● Short task: Give an exact transcription of every line, dropping the images.

● Data supplied:
^^^^

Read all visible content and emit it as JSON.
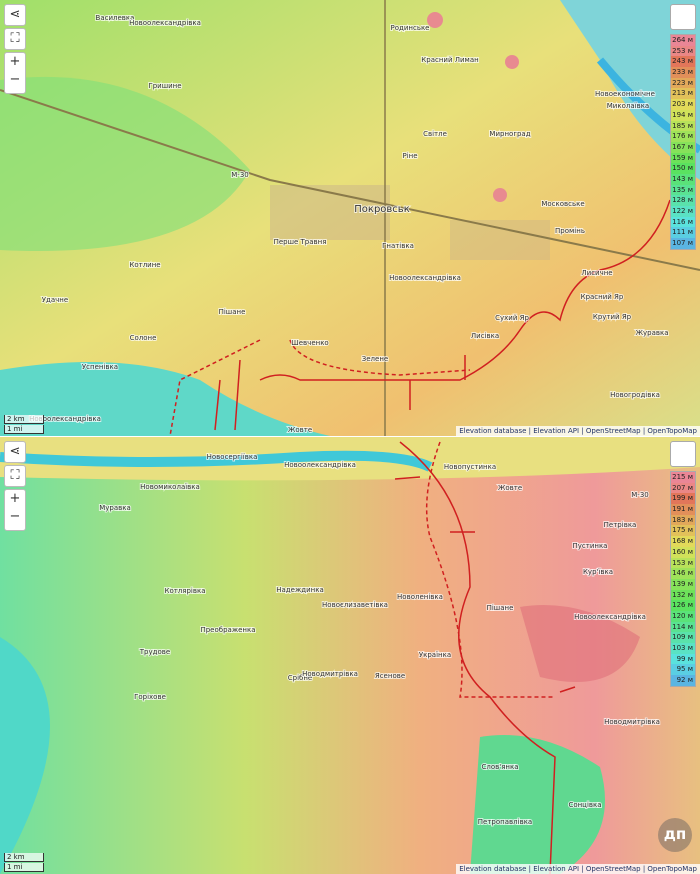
{
  "panels": [
    {
      "places": [
        "Василевка",
        "Новоолександрівка",
        "Родинське",
        "Красний Лиман",
        "Гришине",
        "Новоекономічне",
        "Миколаївка",
        "Світле",
        "Мирноград",
        "Ріне",
        "М-30",
        "Покровськ",
        "Московське",
        "Перше Травня",
        "Гнатівка",
        "Промінь",
        "Котлине",
        "Удачне",
        "Новоолександрівка",
        "Шевченко",
        "Лисичне",
        "Красний Яр",
        "Крутий Яр",
        "Журавка",
        "Сухий Яр",
        "Пішане",
        "Солоне",
        "Лисівка",
        "Новогродівка",
        "Успенівка",
        "Новоолександрівка",
        "Жовте",
        "Зелене"
      ],
      "legend": [
        "264 м",
        "253 м",
        "243 м",
        "233 м",
        "223 м",
        "213 м",
        "203 м",
        "194 м",
        "185 м",
        "176 м",
        "167 м",
        "159 м",
        "150 м",
        "143 м",
        "135 м",
        "128 м",
        "122 м",
        "116 м",
        "111 м",
        "107 м"
      ],
      "scale": [
        "2 km",
        "1 mi"
      ],
      "attribution": [
        "Elevation database",
        "Elevation API",
        "OpenStreetMap",
        "OpenTopoMap"
      ]
    },
    {
      "places": [
        "Новосергіївка",
        "Новоолександрівка",
        "Новопустинка",
        "Новомиколаївка",
        "Муравка",
        "Жовте",
        "М-30",
        "Петрівка",
        "Пустинка",
        "Кур'ївка",
        "Котлярівка",
        "Надеждинка",
        "Новоєлизаветівка",
        "Новоленівка",
        "Пішане",
        "Новоолександрівка",
        "Преображенка",
        "Трудове",
        "Українка",
        "Горіхове",
        "Срібне",
        "Новодмитрівка",
        "Ясенове",
        "Новодмитрівка",
        "Слов'янка",
        "Сонцівка",
        "Петропавлівка"
      ],
      "legend": [
        "215 м",
        "207 м",
        "199 м",
        "191 м",
        "183 м",
        "175 м",
        "168 м",
        "160 м",
        "153 м",
        "146 м",
        "139 м",
        "132 м",
        "126 м",
        "120 м",
        "114 м",
        "109 м",
        "103 м",
        "99 м",
        "95 м",
        "92 м"
      ],
      "scale": [
        "2 km",
        "1 mi"
      ],
      "attribution": [
        "Elevation database",
        "Elevation API",
        "OpenStreetMap",
        "OpenTopoMap"
      ],
      "logo": "дп"
    }
  ]
}
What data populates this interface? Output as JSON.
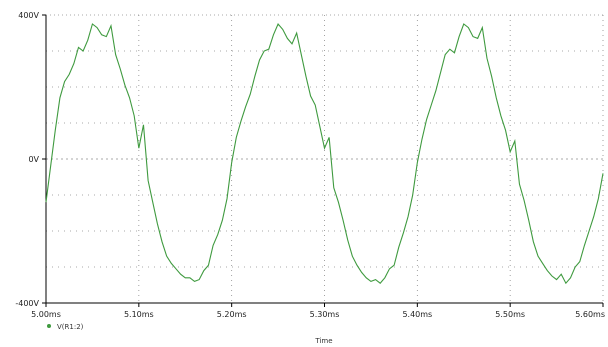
{
  "colors": {
    "trace": "#3f9a3f",
    "axis": "#000000",
    "grid": "#8c8c8c",
    "background": "#ffffff"
  },
  "chart_data": {
    "type": "line",
    "title": "",
    "xlabel": "Time",
    "ylabel": "",
    "xlim": [
      5.0,
      5.6
    ],
    "ylim": [
      -400,
      400
    ],
    "x_tick_labels": [
      "5.00ms",
      "5.10ms",
      "5.20ms",
      "5.30ms",
      "5.40ms",
      "5.50ms",
      "5.60ms"
    ],
    "y_tick_labels": [
      "400V",
      "0V",
      "-400V"
    ],
    "grid": true,
    "legend": {
      "position": "bottom-left",
      "symbol": "circle"
    },
    "series": [
      {
        "name": "V(R1:2)",
        "x": [
          5.0,
          5.005,
          5.01,
          5.015,
          5.02,
          5.025,
          5.03,
          5.035,
          5.04,
          5.045,
          5.05,
          5.055,
          5.06,
          5.065,
          5.07,
          5.075,
          5.08,
          5.085,
          5.09,
          5.095,
          5.1,
          5.105,
          5.11,
          5.115,
          5.12,
          5.125,
          5.13,
          5.135,
          5.14,
          5.145,
          5.15,
          5.155,
          5.16,
          5.165,
          5.17,
          5.175,
          5.18,
          5.185,
          5.19,
          5.195,
          5.2,
          5.205,
          5.21,
          5.215,
          5.22,
          5.225,
          5.23,
          5.235,
          5.24,
          5.245,
          5.25,
          5.255,
          5.26,
          5.265,
          5.27,
          5.275,
          5.28,
          5.285,
          5.29,
          5.295,
          5.3,
          5.305,
          5.31,
          5.315,
          5.32,
          5.325,
          5.33,
          5.335,
          5.34,
          5.345,
          5.35,
          5.355,
          5.36,
          5.365,
          5.37,
          5.375,
          5.38,
          5.385,
          5.39,
          5.395,
          5.4,
          5.405,
          5.41,
          5.415,
          5.42,
          5.425,
          5.43,
          5.435,
          5.44,
          5.445,
          5.45,
          5.455,
          5.46,
          5.465,
          5.47,
          5.475,
          5.48,
          5.485,
          5.49,
          5.495,
          5.5,
          5.505,
          5.51,
          5.515,
          5.52,
          5.525,
          5.53,
          5.535,
          5.54,
          5.545,
          5.55,
          5.555,
          5.56,
          5.565,
          5.57,
          5.575,
          5.58,
          5.585,
          5.59,
          5.595,
          5.6
        ],
        "y": [
          -120,
          -20,
          80,
          170,
          215,
          235,
          265,
          310,
          300,
          330,
          375,
          365,
          345,
          340,
          370,
          290,
          250,
          205,
          170,
          120,
          30,
          95,
          -60,
          -120,
          -180,
          -230,
          -270,
          -290,
          -305,
          -320,
          -330,
          -330,
          -340,
          -335,
          -310,
          -295,
          -240,
          -210,
          -170,
          -110,
          -10,
          60,
          105,
          145,
          180,
          230,
          275,
          300,
          305,
          345,
          375,
          360,
          335,
          320,
          350,
          290,
          230,
          175,
          150,
          90,
          30,
          60,
          -80,
          -120,
          -170,
          -225,
          -270,
          -295,
          -315,
          -330,
          -340,
          -335,
          -345,
          -330,
          -305,
          -295,
          -245,
          -205,
          -160,
          -100,
          -10,
          55,
          110,
          150,
          190,
          240,
          290,
          305,
          295,
          340,
          375,
          365,
          340,
          335,
          365,
          280,
          230,
          170,
          120,
          80,
          20,
          50,
          -70,
          -115,
          -170,
          -230,
          -270,
          -290,
          -310,
          -325,
          -335,
          -320,
          -345,
          -330,
          -300,
          -285,
          -240,
          -200,
          -160,
          -110,
          -40
        ]
      }
    ]
  }
}
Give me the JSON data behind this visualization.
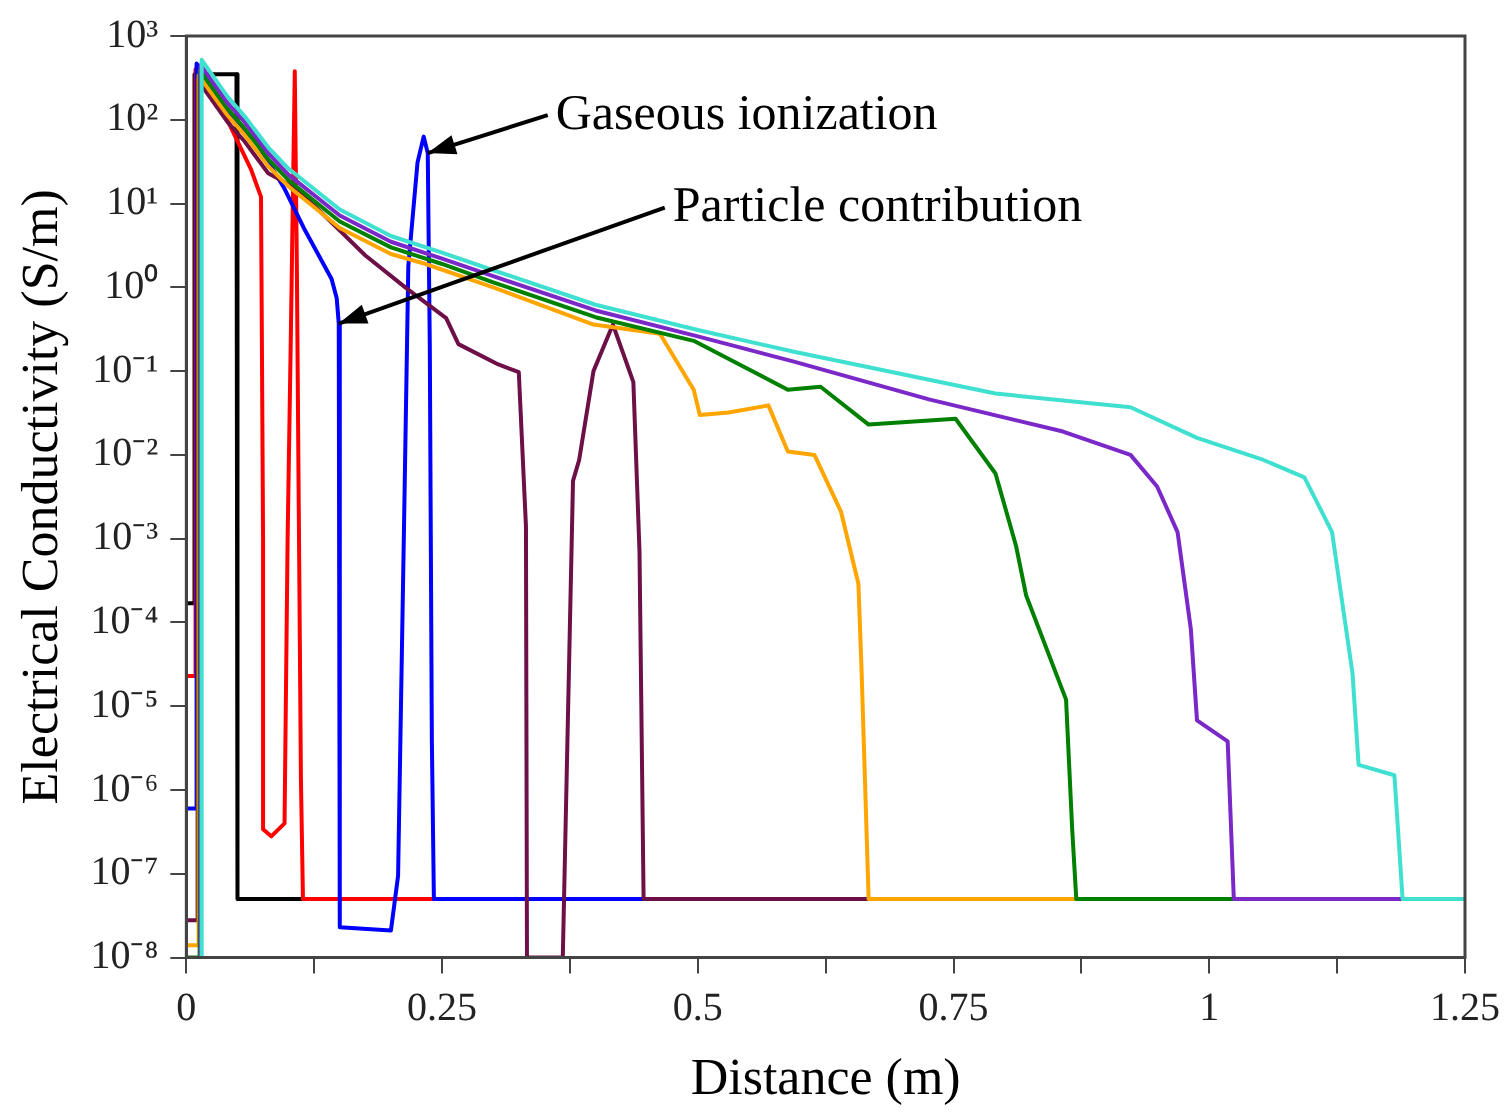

^^^^

● Solution to the exercise:
Read all visible content and emit it as JSON.
{
  "panels": [
    {
      "places": [
        "Василевка",
        "Новоолександрівка",
        "Родинське",
        "Красний Лиман",
        "Гришине",
        "Новоекономічне",
        "Миколаївка",
        "Світле",
        "Мирноград",
        "Ріне",
        "М-30",
        "Покровськ",
        "Московське",
        "Перше Травня",
        "Гнатівка",
        "Промінь",
        "Котлине",
        "Удачне",
        "Новоолександрівка",
        "Шевченко",
        "Лисичне",
        "Красний Яр",
        "Крутий Яр",
        "Журавка",
        "Сухий Яр",
        "Пішане",
        "Солоне",
        "Лисівка",
        "Новогродівка",
        "Успенівка",
        "Новоолександрівка",
        "Жовте",
        "Зелене"
      ],
      "legend": [
        "264 м",
        "253 м",
        "243 м",
        "233 м",
        "223 м",
        "213 м",
        "203 м",
        "194 м",
        "185 м",
        "176 м",
        "167 м",
        "159 м",
        "150 м",
        "143 м",
        "135 м",
        "128 м",
        "122 м",
        "116 м",
        "111 м",
        "107 м"
      ],
      "scale": [
        "2 km",
        "1 mi"
      ],
      "attribution": [
        "Elevation database",
        "Elevation API",
        "OpenStreetMap",
        "OpenTopoMap"
      ]
    },
    {
      "places": [
        "Новосергіївка",
        "Новоолександрівка",
        "Новопустинка",
        "Новомиколаївка",
        "Муравка",
        "Жовте",
        "М-30",
        "Петрівка",
        "Пустинка",
        "Кур'ївка",
        "Котлярівка",
        "Надеждинка",
        "Новоєлизаветівка",
        "Новоленівка",
        "Пішане",
        "Новоолександрівка",
        "Преображенка",
        "Трудове",
        "Українка",
        "Горіхове",
        "Срібне",
        "Новодмитрівка",
        "Ясенове",
        "Новодмитрівка",
        "Слов'янка",
        "Сонцівка",
        "Петропавлівка"
      ],
      "legend": [
        "215 м",
        "207 м",
        "199 м",
        "191 м",
        "183 м",
        "175 м",
        "168 м",
        "160 м",
        "153 м",
        "146 м",
        "139 м",
        "132 м",
        "126 м",
        "120 м",
        "114 м",
        "109 м",
        "103 м",
        "99 м",
        "95 м",
        "92 м"
      ],
      "scale": [
        "2 km",
        "1 mi"
      ],
      "attribution": [
        "Elevation database",
        "Elevation API",
        "OpenStreetMap",
        "OpenTopoMap"
      ],
      "logo": "дп"
    }
  ]
}
What data populates this interface? Output as JSON.
{
  "colors": {
    "trace": "#3f9a3f",
    "axis": "#000000",
    "grid": "#8c8c8c",
    "background": "#ffffff"
  },
  "chart_data": {
    "type": "line",
    "title": "",
    "xlabel": "Time",
    "ylabel": "",
    "xlim": [
      5.0,
      5.6
    ],
    "ylim": [
      -400,
      400
    ],
    "x_tick_labels": [
      "5.00ms",
      "5.10ms",
      "5.20ms",
      "5.30ms",
      "5.40ms",
      "5.50ms",
      "5.60ms"
    ],
    "y_tick_labels": [
      "400V",
      "0V",
      "-400V"
    ],
    "grid": true,
    "legend": {
      "position": "bottom-left",
      "symbol": "circle"
    },
    "series": [
      {
        "name": "V(R1:2)",
        "x": [
          5.0,
          5.005,
          5.01,
          5.015,
          5.02,
          5.025,
          5.03,
          5.035,
          5.04,
          5.045,
          5.05,
          5.055,
          5.06,
          5.065,
          5.07,
          5.075,
          5.08,
          5.085,
          5.09,
          5.095,
          5.1,
          5.105,
          5.11,
          5.115,
          5.12,
          5.125,
          5.13,
          5.135,
          5.14,
          5.145,
          5.15,
          5.155,
          5.16,
          5.165,
          5.17,
          5.175,
          5.18,
          5.185,
          5.19,
          5.195,
          5.2,
          5.205,
          5.21,
          5.215,
          5.22,
          5.225,
          5.23,
          5.235,
          5.24,
          5.245,
          5.25,
          5.255,
          5.26,
          5.265,
          5.27,
          5.275,
          5.28,
          5.285,
          5.29,
          5.295,
          5.3,
          5.305,
          5.31,
          5.315,
          5.32,
          5.325,
          5.33,
          5.335,
          5.34,
          5.345,
          5.35,
          5.355,
          5.36,
          5.365,
          5.37,
          5.375,
          5.38,
          5.385,
          5.39,
          5.395,
          5.4,
          5.405,
          5.41,
          5.415,
          5.42,
          5.425,
          5.43,
          5.435,
          5.44,
          5.445,
          5.45,
          5.455,
          5.46,
          5.465,
          5.47,
          5.475,
          5.48,
          5.485,
          5.49,
          5.495,
          5.5,
          5.505,
          5.51,
          5.515,
          5.52,
          5.525,
          5.53,
          5.535,
          5.54,
          5.545,
          5.55,
          5.555,
          5.56,
          5.565,
          5.57,
          5.575,
          5.58,
          5.585,
          5.59,
          5.595,
          5.6
        ],
        "y": [
          -120,
          -20,
          80,
          170,
          215,
          235,
          265,
          310,
          300,
          330,
          375,
          365,
          345,
          340,
          370,
          290,
          250,
          205,
          170,
          120,
          30,
          95,
          -60,
          -120,
          -180,
          -230,
          -270,
          -290,
          -305,
          -320,
          -330,
          -330,
          -340,
          -335,
          -310,
          -295,
          -240,
          -210,
          -170,
          -110,
          -10,
          60,
          105,
          145,
          180,
          230,
          275,
          300,
          305,
          345,
          375,
          360,
          335,
          320,
          350,
          290,
          230,
          175,
          150,
          90,
          30,
          60,
          -80,
          -120,
          -170,
          -225,
          -270,
          -295,
          -315,
          -330,
          -340,
          -335,
          -345,
          -330,
          -305,
          -295,
          -245,
          -205,
          -160,
          -100,
          -10,
          55,
          110,
          150,
          190,
          240,
          290,
          305,
          295,
          340,
          375,
          365,
          340,
          335,
          365,
          280,
          230,
          170,
          120,
          80,
          20,
          50,
          -70,
          -115,
          -170,
          -230,
          -270,
          -290,
          -310,
          -325,
          -335,
          -320,
          -345,
          -330,
          -300,
          -285,
          -240,
          -200,
          -160,
          -110,
          -40
        ]
      }
    ]
  }
}
Give me the JSON data behind this visualization.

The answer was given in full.